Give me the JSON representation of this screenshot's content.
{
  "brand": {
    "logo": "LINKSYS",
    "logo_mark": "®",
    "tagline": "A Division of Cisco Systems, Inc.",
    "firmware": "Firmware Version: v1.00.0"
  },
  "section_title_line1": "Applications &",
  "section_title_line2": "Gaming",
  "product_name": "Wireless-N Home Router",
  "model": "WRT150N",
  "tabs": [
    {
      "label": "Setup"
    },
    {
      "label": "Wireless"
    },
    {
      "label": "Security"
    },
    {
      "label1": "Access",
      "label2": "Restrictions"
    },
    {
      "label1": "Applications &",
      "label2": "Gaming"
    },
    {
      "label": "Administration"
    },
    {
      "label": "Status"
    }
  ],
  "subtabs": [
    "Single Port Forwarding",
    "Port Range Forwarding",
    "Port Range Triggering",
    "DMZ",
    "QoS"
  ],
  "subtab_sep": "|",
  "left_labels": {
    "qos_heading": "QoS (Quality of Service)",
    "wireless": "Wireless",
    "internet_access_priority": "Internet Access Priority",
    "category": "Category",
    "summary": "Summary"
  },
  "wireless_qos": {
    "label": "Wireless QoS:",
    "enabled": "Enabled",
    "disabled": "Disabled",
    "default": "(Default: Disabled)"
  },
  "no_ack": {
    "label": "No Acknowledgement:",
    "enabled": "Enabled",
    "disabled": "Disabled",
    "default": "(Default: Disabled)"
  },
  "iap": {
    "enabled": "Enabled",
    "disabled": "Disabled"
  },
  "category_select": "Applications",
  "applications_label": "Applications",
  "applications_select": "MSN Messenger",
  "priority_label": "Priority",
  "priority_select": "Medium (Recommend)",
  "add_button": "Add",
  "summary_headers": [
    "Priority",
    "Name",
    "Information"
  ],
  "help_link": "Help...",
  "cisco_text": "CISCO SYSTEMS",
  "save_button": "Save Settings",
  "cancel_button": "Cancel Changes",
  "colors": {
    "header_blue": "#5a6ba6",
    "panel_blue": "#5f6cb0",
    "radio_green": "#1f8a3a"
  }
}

Problem to work on:
Your task is to retype all the records above with nothing left out.

Response to the exercise:
Give me the JSON representation of this screenshot's content.
{
  "brand": {
    "logo": "LINKSYS",
    "logo_mark": "®",
    "tagline": "A Division of Cisco Systems, Inc.",
    "firmware": "Firmware Version: v1.00.0"
  },
  "section_title_line1": "Applications &",
  "section_title_line2": "Gaming",
  "product_name": "Wireless-N Home Router",
  "model": "WRT150N",
  "tabs": [
    {
      "label": "Setup"
    },
    {
      "label": "Wireless"
    },
    {
      "label": "Security"
    },
    {
      "label1": "Access",
      "label2": "Restrictions"
    },
    {
      "label1": "Applications &",
      "label2": "Gaming"
    },
    {
      "label": "Administration"
    },
    {
      "label": "Status"
    }
  ],
  "subtabs": [
    "Single Port Forwarding",
    "Port Range Forwarding",
    "Port Range Triggering",
    "DMZ",
    "QoS"
  ],
  "subtab_sep": "|",
  "left_labels": {
    "qos_heading": "QoS (Quality of Service)",
    "wireless": "Wireless",
    "internet_access_priority": "Internet Access Priority",
    "category": "Category",
    "summary": "Summary"
  },
  "wireless_qos": {
    "label": "Wireless QoS:",
    "enabled": "Enabled",
    "disabled": "Disabled",
    "default": "(Default: Disabled)"
  },
  "no_ack": {
    "label": "No Acknowledgement:",
    "enabled": "Enabled",
    "disabled": "Disabled",
    "default": "(Default: Disabled)"
  },
  "iap": {
    "enabled": "Enabled",
    "disabled": "Disabled"
  },
  "category_select": "Applications",
  "applications_label": "Applications",
  "applications_select": "MSN Messenger",
  "priority_label": "Priority",
  "priority_select": "Medium (Recommend)",
  "add_button": "Add",
  "summary_headers": [
    "Priority",
    "Name",
    "Information"
  ],
  "help_link": "Help...",
  "cisco_text": "CISCO SYSTEMS",
  "save_button": "Save Settings",
  "cancel_button": "Cancel Changes",
  "colors": {
    "header_blue": "#5a6ba6",
    "panel_blue": "#5f6cb0",
    "radio_green": "#1f8a3a"
  }
}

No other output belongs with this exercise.